PROVIDED INFORMATION –
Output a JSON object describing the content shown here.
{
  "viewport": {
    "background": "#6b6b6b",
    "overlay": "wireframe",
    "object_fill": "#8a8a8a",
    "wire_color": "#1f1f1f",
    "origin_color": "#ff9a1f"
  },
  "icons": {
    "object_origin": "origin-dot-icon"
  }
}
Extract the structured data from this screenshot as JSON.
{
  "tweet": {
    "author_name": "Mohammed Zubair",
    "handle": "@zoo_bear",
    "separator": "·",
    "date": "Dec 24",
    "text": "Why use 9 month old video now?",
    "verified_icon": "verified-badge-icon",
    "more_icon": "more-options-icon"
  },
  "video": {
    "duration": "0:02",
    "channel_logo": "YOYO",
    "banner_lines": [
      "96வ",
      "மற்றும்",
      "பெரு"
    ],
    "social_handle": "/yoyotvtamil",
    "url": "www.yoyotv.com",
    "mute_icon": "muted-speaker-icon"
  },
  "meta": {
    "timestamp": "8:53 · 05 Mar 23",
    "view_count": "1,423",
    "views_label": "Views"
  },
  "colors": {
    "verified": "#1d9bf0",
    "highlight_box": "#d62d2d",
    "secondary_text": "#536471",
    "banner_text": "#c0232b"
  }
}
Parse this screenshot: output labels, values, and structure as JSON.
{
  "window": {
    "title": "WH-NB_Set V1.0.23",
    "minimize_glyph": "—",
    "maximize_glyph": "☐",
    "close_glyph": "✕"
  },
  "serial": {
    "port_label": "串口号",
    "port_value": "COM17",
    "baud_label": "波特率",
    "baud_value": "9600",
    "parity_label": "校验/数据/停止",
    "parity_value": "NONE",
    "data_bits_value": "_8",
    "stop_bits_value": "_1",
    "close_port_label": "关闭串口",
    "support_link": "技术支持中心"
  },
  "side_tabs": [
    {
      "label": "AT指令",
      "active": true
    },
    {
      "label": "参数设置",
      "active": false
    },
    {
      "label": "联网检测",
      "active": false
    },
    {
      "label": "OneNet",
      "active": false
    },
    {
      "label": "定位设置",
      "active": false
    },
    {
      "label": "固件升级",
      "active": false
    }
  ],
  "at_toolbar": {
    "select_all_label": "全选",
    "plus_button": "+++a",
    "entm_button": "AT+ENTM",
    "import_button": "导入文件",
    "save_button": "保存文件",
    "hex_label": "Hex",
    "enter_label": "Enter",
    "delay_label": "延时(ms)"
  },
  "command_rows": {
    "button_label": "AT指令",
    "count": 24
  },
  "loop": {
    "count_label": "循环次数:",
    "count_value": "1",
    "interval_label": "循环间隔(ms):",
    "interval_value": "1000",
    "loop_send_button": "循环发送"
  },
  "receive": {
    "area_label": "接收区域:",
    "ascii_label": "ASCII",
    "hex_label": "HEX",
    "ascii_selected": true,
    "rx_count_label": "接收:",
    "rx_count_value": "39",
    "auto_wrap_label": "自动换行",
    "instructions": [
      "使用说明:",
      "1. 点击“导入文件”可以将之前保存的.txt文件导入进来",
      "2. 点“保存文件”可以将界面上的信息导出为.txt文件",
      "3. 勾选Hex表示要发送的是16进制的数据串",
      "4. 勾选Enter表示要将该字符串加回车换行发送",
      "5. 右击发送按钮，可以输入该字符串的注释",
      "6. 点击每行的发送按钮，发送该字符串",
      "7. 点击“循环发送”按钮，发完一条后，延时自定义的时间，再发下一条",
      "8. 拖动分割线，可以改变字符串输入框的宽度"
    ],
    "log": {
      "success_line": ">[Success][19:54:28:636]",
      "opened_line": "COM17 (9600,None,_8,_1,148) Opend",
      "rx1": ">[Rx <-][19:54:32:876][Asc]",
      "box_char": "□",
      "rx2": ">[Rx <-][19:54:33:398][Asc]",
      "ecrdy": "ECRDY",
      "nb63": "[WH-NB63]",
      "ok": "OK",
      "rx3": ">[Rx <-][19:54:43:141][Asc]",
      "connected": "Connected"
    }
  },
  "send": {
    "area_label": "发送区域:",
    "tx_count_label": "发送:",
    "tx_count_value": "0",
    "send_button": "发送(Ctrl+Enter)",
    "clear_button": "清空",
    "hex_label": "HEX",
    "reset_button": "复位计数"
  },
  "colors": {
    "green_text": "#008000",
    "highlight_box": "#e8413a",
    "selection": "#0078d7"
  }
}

WHAT YOU HAVE TO DO – Without leaving anything out, give the entries again exactly.

EXERCISE SOLUTION –
Output a JSON object describing the content shown here.
{
  "viewport": {
    "background": "#6b6b6b",
    "overlay": "wireframe",
    "object_fill": "#8a8a8a",
    "wire_color": "#1f1f1f",
    "origin_color": "#ff9a1f"
  },
  "icons": {
    "object_origin": "origin-dot-icon"
  }
}
Extract the structured data from this screenshot as JSON.
{
  "tweet": {
    "author_name": "Mohammed Zubair",
    "handle": "@zoo_bear",
    "separator": "·",
    "date": "Dec 24",
    "text": "Why use 9 month old video now?",
    "verified_icon": "verified-badge-icon",
    "more_icon": "more-options-icon"
  },
  "video": {
    "duration": "0:02",
    "channel_logo": "YOYO",
    "banner_lines": [
      "96வ",
      "மற்றும்",
      "பெரு"
    ],
    "social_handle": "/yoyotvtamil",
    "url": "www.yoyotv.com",
    "mute_icon": "muted-speaker-icon"
  },
  "meta": {
    "timestamp": "8:53 · 05 Mar 23",
    "view_count": "1,423",
    "views_label": "Views"
  },
  "colors": {
    "verified": "#1d9bf0",
    "highlight_box": "#d62d2d",
    "secondary_text": "#536471",
    "banner_text": "#c0232b"
  }
}
Parse this screenshot: output labels, values, and structure as JSON.
{
  "window": {
    "title": "WH-NB_Set V1.0.23",
    "minimize_glyph": "—",
    "maximize_glyph": "☐",
    "close_glyph": "✕"
  },
  "serial": {
    "port_label": "串口号",
    "port_value": "COM17",
    "baud_label": "波特率",
    "baud_value": "9600",
    "parity_label": "校验/数据/停止",
    "parity_value": "NONE",
    "data_bits_value": "_8",
    "stop_bits_value": "_1",
    "close_port_label": "关闭串口",
    "support_link": "技术支持中心"
  },
  "side_tabs": [
    {
      "label": "AT指令",
      "active": true
    },
    {
      "label": "参数设置",
      "active": false
    },
    {
      "label": "联网检测",
      "active": false
    },
    {
      "label": "OneNet",
      "active": false
    },
    {
      "label": "定位设置",
      "active": false
    },
    {
      "label": "固件升级",
      "active": false
    }
  ],
  "at_toolbar": {
    "select_all_label": "全选",
    "plus_button": "+++a",
    "entm_button": "AT+ENTM",
    "import_button": "导入文件",
    "save_button": "保存文件",
    "hex_label": "Hex",
    "enter_label": "Enter",
    "delay_label": "延时(ms)"
  },
  "command_rows": {
    "button_label": "AT指令",
    "count": 24
  },
  "loop": {
    "count_label": "循环次数:",
    "count_value": "1",
    "interval_label": "循环间隔(ms):",
    "interval_value": "1000",
    "loop_send_button": "循环发送"
  },
  "receive": {
    "area_label": "接收区域:",
    "ascii_label": "ASCII",
    "hex_label": "HEX",
    "ascii_selected": true,
    "rx_count_label": "接收:",
    "rx_count_value": "39",
    "auto_wrap_label": "自动换行",
    "instructions": [
      "使用说明:",
      "1. 点击“导入文件”可以将之前保存的.txt文件导入进来",
      "2. 点“保存文件”可以将界面上的信息导出为.txt文件",
      "3. 勾选Hex表示要发送的是16进制的数据串",
      "4. 勾选Enter表示要将该字符串加回车换行发送",
      "5. 右击发送按钮，可以输入该字符串的注释",
      "6. 点击每行的发送按钮，发送该字符串",
      "7. 点击“循环发送”按钮，发完一条后，延时自定义的时间，再发下一条",
      "8. 拖动分割线，可以改变字符串输入框的宽度"
    ],
    "log": {
      "success_line": ">[Success][19:54:28:636]",
      "opened_line": "COM17 (9600,None,_8,_1,148) Opend",
      "rx1": ">[Rx <-][19:54:32:876][Asc]",
      "box_char": "□",
      "rx2": ">[Rx <-][19:54:33:398][Asc]",
      "ecrdy": "ECRDY",
      "nb63": "[WH-NB63]",
      "ok": "OK",
      "rx3": ">[Rx <-][19:54:43:141][Asc]",
      "connected": "Connected"
    }
  },
  "send": {
    "area_label": "发送区域:",
    "tx_count_label": "发送:",
    "tx_count_value": "0",
    "send_button": "发送(Ctrl+Enter)",
    "clear_button": "清空",
    "hex_label": "HEX",
    "reset_button": "复位计数"
  },
  "colors": {
    "green_text": "#008000",
    "highlight_box": "#e8413a",
    "selection": "#0078d7"
  }
}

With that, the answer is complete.